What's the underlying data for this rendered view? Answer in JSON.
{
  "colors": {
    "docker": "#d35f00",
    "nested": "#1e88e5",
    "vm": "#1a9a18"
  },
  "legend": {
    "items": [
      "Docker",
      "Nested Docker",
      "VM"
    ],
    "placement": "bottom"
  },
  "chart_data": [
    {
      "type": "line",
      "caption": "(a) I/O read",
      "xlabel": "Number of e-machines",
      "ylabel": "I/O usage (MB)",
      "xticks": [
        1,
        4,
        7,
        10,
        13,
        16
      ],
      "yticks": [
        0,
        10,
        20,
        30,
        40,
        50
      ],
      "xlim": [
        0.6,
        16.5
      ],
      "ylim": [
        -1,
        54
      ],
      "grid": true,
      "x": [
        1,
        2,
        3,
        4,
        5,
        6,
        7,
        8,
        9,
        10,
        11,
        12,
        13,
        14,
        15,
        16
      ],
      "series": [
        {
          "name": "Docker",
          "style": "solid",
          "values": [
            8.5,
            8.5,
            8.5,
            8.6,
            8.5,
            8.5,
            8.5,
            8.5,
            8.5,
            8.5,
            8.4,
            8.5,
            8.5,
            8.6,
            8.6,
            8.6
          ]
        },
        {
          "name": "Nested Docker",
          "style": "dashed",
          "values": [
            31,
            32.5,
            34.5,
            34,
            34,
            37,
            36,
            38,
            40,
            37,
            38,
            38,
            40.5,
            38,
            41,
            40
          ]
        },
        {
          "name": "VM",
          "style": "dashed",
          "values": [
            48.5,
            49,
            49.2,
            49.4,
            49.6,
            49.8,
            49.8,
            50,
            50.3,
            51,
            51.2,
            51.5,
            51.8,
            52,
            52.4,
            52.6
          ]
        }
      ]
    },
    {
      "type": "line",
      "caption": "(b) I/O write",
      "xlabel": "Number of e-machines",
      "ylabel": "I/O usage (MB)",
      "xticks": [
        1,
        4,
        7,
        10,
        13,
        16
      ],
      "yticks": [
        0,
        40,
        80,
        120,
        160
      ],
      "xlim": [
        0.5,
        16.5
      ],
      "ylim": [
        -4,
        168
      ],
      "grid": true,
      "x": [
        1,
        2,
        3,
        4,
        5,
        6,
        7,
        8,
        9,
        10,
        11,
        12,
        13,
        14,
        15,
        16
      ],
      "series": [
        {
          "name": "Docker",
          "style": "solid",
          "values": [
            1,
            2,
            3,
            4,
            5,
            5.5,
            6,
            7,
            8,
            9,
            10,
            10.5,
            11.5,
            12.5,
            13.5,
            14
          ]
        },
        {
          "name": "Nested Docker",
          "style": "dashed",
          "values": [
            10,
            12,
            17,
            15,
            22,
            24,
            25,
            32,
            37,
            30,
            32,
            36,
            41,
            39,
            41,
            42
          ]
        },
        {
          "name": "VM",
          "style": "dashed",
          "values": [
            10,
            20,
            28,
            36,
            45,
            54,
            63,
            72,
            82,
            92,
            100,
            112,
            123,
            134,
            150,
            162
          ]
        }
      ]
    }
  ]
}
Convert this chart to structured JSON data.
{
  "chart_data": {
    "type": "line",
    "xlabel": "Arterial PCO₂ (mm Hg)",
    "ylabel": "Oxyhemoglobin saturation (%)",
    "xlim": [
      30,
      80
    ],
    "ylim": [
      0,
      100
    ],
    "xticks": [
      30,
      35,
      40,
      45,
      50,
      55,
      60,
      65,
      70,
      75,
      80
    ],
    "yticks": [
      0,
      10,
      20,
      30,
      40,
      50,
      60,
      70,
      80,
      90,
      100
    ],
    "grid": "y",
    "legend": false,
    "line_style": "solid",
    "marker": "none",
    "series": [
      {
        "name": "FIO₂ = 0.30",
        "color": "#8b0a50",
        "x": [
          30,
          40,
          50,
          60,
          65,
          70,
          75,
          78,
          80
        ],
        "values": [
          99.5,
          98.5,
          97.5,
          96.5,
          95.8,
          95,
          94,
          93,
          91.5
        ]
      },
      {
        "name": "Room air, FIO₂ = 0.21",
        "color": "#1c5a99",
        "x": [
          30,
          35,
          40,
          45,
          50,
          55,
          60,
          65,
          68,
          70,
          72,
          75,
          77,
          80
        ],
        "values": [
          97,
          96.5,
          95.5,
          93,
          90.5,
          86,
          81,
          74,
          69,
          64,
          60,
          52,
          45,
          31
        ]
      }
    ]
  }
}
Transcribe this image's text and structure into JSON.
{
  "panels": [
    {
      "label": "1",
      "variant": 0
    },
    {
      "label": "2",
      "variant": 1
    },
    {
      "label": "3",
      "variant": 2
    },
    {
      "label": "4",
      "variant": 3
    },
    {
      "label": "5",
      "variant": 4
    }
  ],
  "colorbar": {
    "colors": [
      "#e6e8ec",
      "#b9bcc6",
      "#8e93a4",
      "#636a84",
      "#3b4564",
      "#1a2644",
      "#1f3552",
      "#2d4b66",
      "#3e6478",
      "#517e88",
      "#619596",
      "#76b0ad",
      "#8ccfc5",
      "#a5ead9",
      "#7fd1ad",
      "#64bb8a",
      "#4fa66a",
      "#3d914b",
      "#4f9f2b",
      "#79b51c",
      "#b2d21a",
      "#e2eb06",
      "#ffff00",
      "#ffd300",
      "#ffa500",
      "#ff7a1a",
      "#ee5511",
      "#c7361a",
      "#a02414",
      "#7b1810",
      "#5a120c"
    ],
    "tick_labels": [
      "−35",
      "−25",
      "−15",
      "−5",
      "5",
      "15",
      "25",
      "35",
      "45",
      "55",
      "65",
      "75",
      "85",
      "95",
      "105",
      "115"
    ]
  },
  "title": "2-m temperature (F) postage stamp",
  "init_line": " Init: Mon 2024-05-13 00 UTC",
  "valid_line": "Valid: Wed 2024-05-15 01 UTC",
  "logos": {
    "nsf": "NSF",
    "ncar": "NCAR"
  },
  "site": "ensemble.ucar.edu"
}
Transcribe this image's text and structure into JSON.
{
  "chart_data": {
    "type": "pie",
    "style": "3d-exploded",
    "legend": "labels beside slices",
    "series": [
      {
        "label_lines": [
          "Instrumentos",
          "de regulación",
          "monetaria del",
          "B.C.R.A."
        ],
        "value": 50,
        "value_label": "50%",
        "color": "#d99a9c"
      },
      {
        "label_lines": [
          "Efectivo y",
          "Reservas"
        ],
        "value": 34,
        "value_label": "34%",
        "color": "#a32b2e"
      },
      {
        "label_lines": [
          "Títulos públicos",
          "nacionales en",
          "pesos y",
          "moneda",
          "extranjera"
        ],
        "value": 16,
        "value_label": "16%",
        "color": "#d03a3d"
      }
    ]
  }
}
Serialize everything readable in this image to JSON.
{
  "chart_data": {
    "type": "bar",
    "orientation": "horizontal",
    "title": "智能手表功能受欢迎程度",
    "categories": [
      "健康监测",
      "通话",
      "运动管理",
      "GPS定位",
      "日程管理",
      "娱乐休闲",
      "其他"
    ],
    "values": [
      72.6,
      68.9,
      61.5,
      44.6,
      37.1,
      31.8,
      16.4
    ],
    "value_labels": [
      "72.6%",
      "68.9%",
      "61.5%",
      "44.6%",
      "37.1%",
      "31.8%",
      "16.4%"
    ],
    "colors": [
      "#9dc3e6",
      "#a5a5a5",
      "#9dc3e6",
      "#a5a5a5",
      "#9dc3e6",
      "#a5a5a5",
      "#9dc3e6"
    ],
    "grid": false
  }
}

────────

(Directions for this task):
Write every line of the material above again, exactly.

(Solution):
What's the underlying data for this rendered view? Answer in JSON.
{
  "colors": {
    "docker": "#d35f00",
    "nested": "#1e88e5",
    "vm": "#1a9a18"
  },
  "legend": {
    "items": [
      "Docker",
      "Nested Docker",
      "VM"
    ],
    "placement": "bottom"
  },
  "chart_data": [
    {
      "type": "line",
      "caption": "(a) I/O read",
      "xlabel": "Number of e-machines",
      "ylabel": "I/O usage (MB)",
      "xticks": [
        1,
        4,
        7,
        10,
        13,
        16
      ],
      "yticks": [
        0,
        10,
        20,
        30,
        40,
        50
      ],
      "xlim": [
        0.6,
        16.5
      ],
      "ylim": [
        -1,
        54
      ],
      "grid": true,
      "x": [
        1,
        2,
        3,
        4,
        5,
        6,
        7,
        8,
        9,
        10,
        11,
        12,
        13,
        14,
        15,
        16
      ],
      "series": [
        {
          "name": "Docker",
          "style": "solid",
          "values": [
            8.5,
            8.5,
            8.5,
            8.6,
            8.5,
            8.5,
            8.5,
            8.5,
            8.5,
            8.5,
            8.4,
            8.5,
            8.5,
            8.6,
            8.6,
            8.6
          ]
        },
        {
          "name": "Nested Docker",
          "style": "dashed",
          "values": [
            31,
            32.5,
            34.5,
            34,
            34,
            37,
            36,
            38,
            40,
            37,
            38,
            38,
            40.5,
            38,
            41,
            40
          ]
        },
        {
          "name": "VM",
          "style": "dashed",
          "values": [
            48.5,
            49,
            49.2,
            49.4,
            49.6,
            49.8,
            49.8,
            50,
            50.3,
            51,
            51.2,
            51.5,
            51.8,
            52,
            52.4,
            52.6
          ]
        }
      ]
    },
    {
      "type": "line",
      "caption": "(b) I/O write",
      "xlabel": "Number of e-machines",
      "ylabel": "I/O usage (MB)",
      "xticks": [
        1,
        4,
        7,
        10,
        13,
        16
      ],
      "yticks": [
        0,
        40,
        80,
        120,
        160
      ],
      "xlim": [
        0.5,
        16.5
      ],
      "ylim": [
        -4,
        168
      ],
      "grid": true,
      "x": [
        1,
        2,
        3,
        4,
        5,
        6,
        7,
        8,
        9,
        10,
        11,
        12,
        13,
        14,
        15,
        16
      ],
      "series": [
        {
          "name": "Docker",
          "style": "solid",
          "values": [
            1,
            2,
            3,
            4,
            5,
            5.5,
            6,
            7,
            8,
            9,
            10,
            10.5,
            11.5,
            12.5,
            13.5,
            14
          ]
        },
        {
          "name": "Nested Docker",
          "style": "dashed",
          "values": [
            10,
            12,
            17,
            15,
            22,
            24,
            25,
            32,
            37,
            30,
            32,
            36,
            41,
            39,
            41,
            42
          ]
        },
        {
          "name": "VM",
          "style": "dashed",
          "values": [
            10,
            20,
            28,
            36,
            45,
            54,
            63,
            72,
            82,
            92,
            100,
            112,
            123,
            134,
            150,
            162
          ]
        }
      ]
    }
  ]
}
Convert this chart to structured JSON data.
{
  "chart_data": {
    "type": "line",
    "xlabel": "Arterial PCO₂ (mm Hg)",
    "ylabel": "Oxyhemoglobin saturation (%)",
    "xlim": [
      30,
      80
    ],
    "ylim": [
      0,
      100
    ],
    "xticks": [
      30,
      35,
      40,
      45,
      50,
      55,
      60,
      65,
      70,
      75,
      80
    ],
    "yticks": [
      0,
      10,
      20,
      30,
      40,
      50,
      60,
      70,
      80,
      90,
      100
    ],
    "grid": "y",
    "legend": false,
    "line_style": "solid",
    "marker": "none",
    "series": [
      {
        "name": "FIO₂ = 0.30",
        "color": "#8b0a50",
        "x": [
          30,
          40,
          50,
          60,
          65,
          70,
          75,
          78,
          80
        ],
        "values": [
          99.5,
          98.5,
          97.5,
          96.5,
          95.8,
          95,
          94,
          93,
          91.5
        ]
      },
      {
        "name": "Room air, FIO₂ = 0.21",
        "color": "#1c5a99",
        "x": [
          30,
          35,
          40,
          45,
          50,
          55,
          60,
          65,
          68,
          70,
          72,
          75,
          77,
          80
        ],
        "values": [
          97,
          96.5,
          95.5,
          93,
          90.5,
          86,
          81,
          74,
          69,
          64,
          60,
          52,
          45,
          31
        ]
      }
    ]
  }
}
Transcribe this image's text and structure into JSON.
{
  "panels": [
    {
      "label": "1",
      "variant": 0
    },
    {
      "label": "2",
      "variant": 1
    },
    {
      "label": "3",
      "variant": 2
    },
    {
      "label": "4",
      "variant": 3
    },
    {
      "label": "5",
      "variant": 4
    }
  ],
  "colorbar": {
    "colors": [
      "#e6e8ec",
      "#b9bcc6",
      "#8e93a4",
      "#636a84",
      "#3b4564",
      "#1a2644",
      "#1f3552",
      "#2d4b66",
      "#3e6478",
      "#517e88",
      "#619596",
      "#76b0ad",
      "#8ccfc5",
      "#a5ead9",
      "#7fd1ad",
      "#64bb8a",
      "#4fa66a",
      "#3d914b",
      "#4f9f2b",
      "#79b51c",
      "#b2d21a",
      "#e2eb06",
      "#ffff00",
      "#ffd300",
      "#ffa500",
      "#ff7a1a",
      "#ee5511",
      "#c7361a",
      "#a02414",
      "#7b1810",
      "#5a120c"
    ],
    "tick_labels": [
      "−35",
      "−25",
      "−15",
      "−5",
      "5",
      "15",
      "25",
      "35",
      "45",
      "55",
      "65",
      "75",
      "85",
      "95",
      "105",
      "115"
    ]
  },
  "title": "2-m temperature (F) postage stamp",
  "init_line": " Init: Mon 2024-05-13 00 UTC",
  "valid_line": "Valid: Wed 2024-05-15 01 UTC",
  "logos": {
    "nsf": "NSF",
    "ncar": "NCAR"
  },
  "site": "ensemble.ucar.edu"
}
Transcribe this image's text and structure into JSON.
{
  "chart_data": {
    "type": "pie",
    "style": "3d-exploded",
    "legend": "labels beside slices",
    "series": [
      {
        "label_lines": [
          "Instrumentos",
          "de regulación",
          "monetaria del",
          "B.C.R.A."
        ],
        "value": 50,
        "value_label": "50%",
        "color": "#d99a9c"
      },
      {
        "label_lines": [
          "Efectivo y",
          "Reservas"
        ],
        "value": 34,
        "value_label": "34%",
        "color": "#a32b2e"
      },
      {
        "label_lines": [
          "Títulos públicos",
          "nacionales en",
          "pesos y",
          "moneda",
          "extranjera"
        ],
        "value": 16,
        "value_label": "16%",
        "color": "#d03a3d"
      }
    ]
  }
}
Serialize everything readable in this image to JSON.
{
  "chart_data": {
    "type": "bar",
    "orientation": "horizontal",
    "title": "智能手表功能受欢迎程度",
    "categories": [
      "健康监测",
      "通话",
      "运动管理",
      "GPS定位",
      "日程管理",
      "娱乐休闲",
      "其他"
    ],
    "values": [
      72.6,
      68.9,
      61.5,
      44.6,
      37.1,
      31.8,
      16.4
    ],
    "value_labels": [
      "72.6%",
      "68.9%",
      "61.5%",
      "44.6%",
      "37.1%",
      "31.8%",
      "16.4%"
    ],
    "colors": [
      "#9dc3e6",
      "#a5a5a5",
      "#9dc3e6",
      "#a5a5a5",
      "#9dc3e6",
      "#a5a5a5",
      "#9dc3e6"
    ],
    "grid": false
  }
}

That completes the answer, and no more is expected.